[Stated problem]:
Please write out the material below exactly as given.

[Records provided]:

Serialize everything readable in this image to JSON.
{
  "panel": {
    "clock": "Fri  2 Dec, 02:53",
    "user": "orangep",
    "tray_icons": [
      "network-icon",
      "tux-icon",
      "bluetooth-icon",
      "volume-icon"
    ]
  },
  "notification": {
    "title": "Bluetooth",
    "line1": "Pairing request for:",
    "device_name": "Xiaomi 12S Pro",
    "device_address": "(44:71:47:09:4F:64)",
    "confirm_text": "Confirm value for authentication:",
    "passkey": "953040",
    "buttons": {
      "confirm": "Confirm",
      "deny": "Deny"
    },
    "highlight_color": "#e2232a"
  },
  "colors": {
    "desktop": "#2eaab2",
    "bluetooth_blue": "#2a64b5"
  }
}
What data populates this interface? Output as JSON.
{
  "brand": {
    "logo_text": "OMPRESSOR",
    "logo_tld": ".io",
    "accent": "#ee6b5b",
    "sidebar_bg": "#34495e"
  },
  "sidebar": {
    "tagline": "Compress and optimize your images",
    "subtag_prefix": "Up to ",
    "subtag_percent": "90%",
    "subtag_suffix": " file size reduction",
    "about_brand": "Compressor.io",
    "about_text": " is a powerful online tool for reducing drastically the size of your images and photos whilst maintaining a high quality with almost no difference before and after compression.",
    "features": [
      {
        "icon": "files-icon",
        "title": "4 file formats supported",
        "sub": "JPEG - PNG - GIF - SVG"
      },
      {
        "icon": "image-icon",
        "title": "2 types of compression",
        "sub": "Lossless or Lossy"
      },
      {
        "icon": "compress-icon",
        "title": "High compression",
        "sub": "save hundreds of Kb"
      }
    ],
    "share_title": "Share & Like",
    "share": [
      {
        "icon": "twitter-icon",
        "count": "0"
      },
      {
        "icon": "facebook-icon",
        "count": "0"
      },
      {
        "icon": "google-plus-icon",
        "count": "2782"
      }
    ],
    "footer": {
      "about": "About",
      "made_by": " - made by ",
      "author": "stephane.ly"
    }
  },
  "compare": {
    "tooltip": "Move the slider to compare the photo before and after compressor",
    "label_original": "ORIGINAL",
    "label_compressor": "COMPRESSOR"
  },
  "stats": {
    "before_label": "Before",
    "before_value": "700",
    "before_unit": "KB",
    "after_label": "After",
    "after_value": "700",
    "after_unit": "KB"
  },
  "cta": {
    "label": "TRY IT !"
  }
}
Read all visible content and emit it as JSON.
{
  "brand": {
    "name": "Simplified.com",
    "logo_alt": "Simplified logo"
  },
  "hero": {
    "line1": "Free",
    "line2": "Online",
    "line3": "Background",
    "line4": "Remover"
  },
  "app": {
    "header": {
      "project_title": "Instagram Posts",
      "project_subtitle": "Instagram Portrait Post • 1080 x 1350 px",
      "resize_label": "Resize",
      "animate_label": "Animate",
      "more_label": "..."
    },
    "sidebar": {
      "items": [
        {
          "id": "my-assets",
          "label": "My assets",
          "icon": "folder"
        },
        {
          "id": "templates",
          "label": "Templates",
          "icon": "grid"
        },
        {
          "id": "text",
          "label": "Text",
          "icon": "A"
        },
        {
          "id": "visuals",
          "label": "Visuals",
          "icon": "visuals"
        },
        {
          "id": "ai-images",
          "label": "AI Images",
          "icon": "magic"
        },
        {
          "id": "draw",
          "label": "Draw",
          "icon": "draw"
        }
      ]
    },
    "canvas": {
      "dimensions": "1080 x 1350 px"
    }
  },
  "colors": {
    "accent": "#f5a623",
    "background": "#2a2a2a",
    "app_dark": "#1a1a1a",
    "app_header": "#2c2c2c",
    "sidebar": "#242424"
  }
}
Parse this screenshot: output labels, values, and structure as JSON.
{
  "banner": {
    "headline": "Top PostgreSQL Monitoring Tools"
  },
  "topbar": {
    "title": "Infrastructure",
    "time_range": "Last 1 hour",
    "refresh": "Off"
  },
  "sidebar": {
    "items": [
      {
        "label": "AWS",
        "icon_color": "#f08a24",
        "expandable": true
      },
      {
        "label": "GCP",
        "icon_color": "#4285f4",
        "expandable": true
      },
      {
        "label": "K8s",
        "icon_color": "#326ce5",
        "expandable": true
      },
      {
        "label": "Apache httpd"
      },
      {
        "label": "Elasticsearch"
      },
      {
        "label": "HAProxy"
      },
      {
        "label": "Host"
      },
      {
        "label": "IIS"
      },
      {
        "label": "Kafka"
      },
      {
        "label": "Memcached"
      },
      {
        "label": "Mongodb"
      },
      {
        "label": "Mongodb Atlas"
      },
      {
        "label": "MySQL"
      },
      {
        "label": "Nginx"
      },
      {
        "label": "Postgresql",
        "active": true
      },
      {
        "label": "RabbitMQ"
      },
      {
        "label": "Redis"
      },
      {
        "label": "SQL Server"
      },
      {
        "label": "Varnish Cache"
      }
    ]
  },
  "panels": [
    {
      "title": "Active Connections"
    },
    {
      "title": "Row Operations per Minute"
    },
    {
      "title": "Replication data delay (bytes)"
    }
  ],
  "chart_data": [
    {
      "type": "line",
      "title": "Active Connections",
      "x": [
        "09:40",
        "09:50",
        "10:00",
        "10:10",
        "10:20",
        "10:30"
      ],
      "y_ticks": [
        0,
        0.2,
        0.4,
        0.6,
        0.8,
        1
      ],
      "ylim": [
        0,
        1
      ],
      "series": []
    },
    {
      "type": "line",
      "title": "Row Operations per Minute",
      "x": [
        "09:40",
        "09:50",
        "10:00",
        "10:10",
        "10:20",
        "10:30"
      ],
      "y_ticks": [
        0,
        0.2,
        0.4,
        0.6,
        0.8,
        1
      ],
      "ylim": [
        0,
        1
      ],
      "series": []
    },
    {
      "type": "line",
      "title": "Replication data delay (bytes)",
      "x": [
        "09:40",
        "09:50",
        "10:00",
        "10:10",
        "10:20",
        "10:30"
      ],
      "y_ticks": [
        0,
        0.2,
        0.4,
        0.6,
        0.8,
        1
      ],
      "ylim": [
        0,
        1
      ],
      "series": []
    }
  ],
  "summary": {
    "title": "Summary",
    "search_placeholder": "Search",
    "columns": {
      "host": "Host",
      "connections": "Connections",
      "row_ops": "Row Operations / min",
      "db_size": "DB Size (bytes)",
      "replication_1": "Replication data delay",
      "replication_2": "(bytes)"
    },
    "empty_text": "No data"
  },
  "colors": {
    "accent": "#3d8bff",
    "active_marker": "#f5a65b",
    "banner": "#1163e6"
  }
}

[Correct answer]:
Serialize everything readable in this image to JSON.
{
  "panel": {
    "clock": "Fri  2 Dec, 02:53",
    "user": "orangep",
    "tray_icons": [
      "network-icon",
      "tux-icon",
      "bluetooth-icon",
      "volume-icon"
    ]
  },
  "notification": {
    "title": "Bluetooth",
    "line1": "Pairing request for:",
    "device_name": "Xiaomi 12S Pro",
    "device_address": "(44:71:47:09:4F:64)",
    "confirm_text": "Confirm value for authentication:",
    "passkey": "953040",
    "buttons": {
      "confirm": "Confirm",
      "deny": "Deny"
    },
    "highlight_color": "#e2232a"
  },
  "colors": {
    "desktop": "#2eaab2",
    "bluetooth_blue": "#2a64b5"
  }
}
What data populates this interface? Output as JSON.
{
  "brand": {
    "logo_text": "OMPRESSOR",
    "logo_tld": ".io",
    "accent": "#ee6b5b",
    "sidebar_bg": "#34495e"
  },
  "sidebar": {
    "tagline": "Compress and optimize your images",
    "subtag_prefix": "Up to ",
    "subtag_percent": "90%",
    "subtag_suffix": " file size reduction",
    "about_brand": "Compressor.io",
    "about_text": " is a powerful online tool for reducing drastically the size of your images and photos whilst maintaining a high quality with almost no difference before and after compression.",
    "features": [
      {
        "icon": "files-icon",
        "title": "4 file formats supported",
        "sub": "JPEG - PNG - GIF - SVG"
      },
      {
        "icon": "image-icon",
        "title": "2 types of compression",
        "sub": "Lossless or Lossy"
      },
      {
        "icon": "compress-icon",
        "title": "High compression",
        "sub": "save hundreds of Kb"
      }
    ],
    "share_title": "Share & Like",
    "share": [
      {
        "icon": "twitter-icon",
        "count": "0"
      },
      {
        "icon": "facebook-icon",
        "count": "0"
      },
      {
        "icon": "google-plus-icon",
        "count": "2782"
      }
    ],
    "footer": {
      "about": "About",
      "made_by": " - made by ",
      "author": "stephane.ly"
    }
  },
  "compare": {
    "tooltip": "Move the slider to compare the photo before and after compressor",
    "label_original": "ORIGINAL",
    "label_compressor": "COMPRESSOR"
  },
  "stats": {
    "before_label": "Before",
    "before_value": "700",
    "before_unit": "KB",
    "after_label": "After",
    "after_value": "700",
    "after_unit": "KB"
  },
  "cta": {
    "label": "TRY IT !"
  }
}
Read all visible content and emit it as JSON.
{
  "brand": {
    "name": "Simplified.com",
    "logo_alt": "Simplified logo"
  },
  "hero": {
    "line1": "Free",
    "line2": "Online",
    "line3": "Background",
    "line4": "Remover"
  },
  "app": {
    "header": {
      "project_title": "Instagram Posts",
      "project_subtitle": "Instagram Portrait Post • 1080 x 1350 px",
      "resize_label": "Resize",
      "animate_label": "Animate",
      "more_label": "..."
    },
    "sidebar": {
      "items": [
        {
          "id": "my-assets",
          "label": "My assets",
          "icon": "folder"
        },
        {
          "id": "templates",
          "label": "Templates",
          "icon": "grid"
        },
        {
          "id": "text",
          "label": "Text",
          "icon": "A"
        },
        {
          "id": "visuals",
          "label": "Visuals",
          "icon": "visuals"
        },
        {
          "id": "ai-images",
          "label": "AI Images",
          "icon": "magic"
        },
        {
          "id": "draw",
          "label": "Draw",
          "icon": "draw"
        }
      ]
    },
    "canvas": {
      "dimensions": "1080 x 1350 px"
    }
  },
  "colors": {
    "accent": "#f5a623",
    "background": "#2a2a2a",
    "app_dark": "#1a1a1a",
    "app_header": "#2c2c2c",
    "sidebar": "#242424"
  }
}
Parse this screenshot: output labels, values, and structure as JSON.
{
  "banner": {
    "headline": "Top PostgreSQL Monitoring Tools"
  },
  "topbar": {
    "title": "Infrastructure",
    "time_range": "Last 1 hour",
    "refresh": "Off"
  },
  "sidebar": {
    "items": [
      {
        "label": "AWS",
        "icon_color": "#f08a24",
        "expandable": true
      },
      {
        "label": "GCP",
        "icon_color": "#4285f4",
        "expandable": true
      },
      {
        "label": "K8s",
        "icon_color": "#326ce5",
        "expandable": true
      },
      {
        "label": "Apache httpd"
      },
      {
        "label": "Elasticsearch"
      },
      {
        "label": "HAProxy"
      },
      {
        "label": "Host"
      },
      {
        "label": "IIS"
      },
      {
        "label": "Kafka"
      },
      {
        "label": "Memcached"
      },
      {
        "label": "Mongodb"
      },
      {
        "label": "Mongodb Atlas"
      },
      {
        "label": "MySQL"
      },
      {
        "label": "Nginx"
      },
      {
        "label": "Postgresql",
        "active": true
      },
      {
        "label": "RabbitMQ"
      },
      {
        "label": "Redis"
      },
      {
        "label": "SQL Server"
      },
      {
        "label": "Varnish Cache"
      }
    ]
  },
  "panels": [
    {
      "title": "Active Connections"
    },
    {
      "title": "Row Operations per Minute"
    },
    {
      "title": "Replication data delay (bytes)"
    }
  ],
  "chart_data": [
    {
      "type": "line",
      "title": "Active Connections",
      "x": [
        "09:40",
        "09:50",
        "10:00",
        "10:10",
        "10:20",
        "10:30"
      ],
      "y_ticks": [
        0,
        0.2,
        0.4,
        0.6,
        0.8,
        1
      ],
      "ylim": [
        0,
        1
      ],
      "series": []
    },
    {
      "type": "line",
      "title": "Row Operations per Minute",
      "x": [
        "09:40",
        "09:50",
        "10:00",
        "10:10",
        "10:20",
        "10:30"
      ],
      "y_ticks": [
        0,
        0.2,
        0.4,
        0.6,
        0.8,
        1
      ],
      "ylim": [
        0,
        1
      ],
      "series": []
    },
    {
      "type": "line",
      "title": "Replication data delay (bytes)",
      "x": [
        "09:40",
        "09:50",
        "10:00",
        "10:10",
        "10:20",
        "10:30"
      ],
      "y_ticks": [
        0,
        0.2,
        0.4,
        0.6,
        0.8,
        1
      ],
      "ylim": [
        0,
        1
      ],
      "series": []
    }
  ],
  "summary": {
    "title": "Summary",
    "search_placeholder": "Search",
    "columns": {
      "host": "Host",
      "connections": "Connections",
      "row_ops": "Row Operations / min",
      "db_size": "DB Size (bytes)",
      "replication_1": "Replication data delay",
      "replication_2": "(bytes)"
    },
    "empty_text": "No data"
  },
  "colors": {
    "accent": "#3d8bff",
    "active_marker": "#f5a65b",
    "banner": "#1163e6"
  }
}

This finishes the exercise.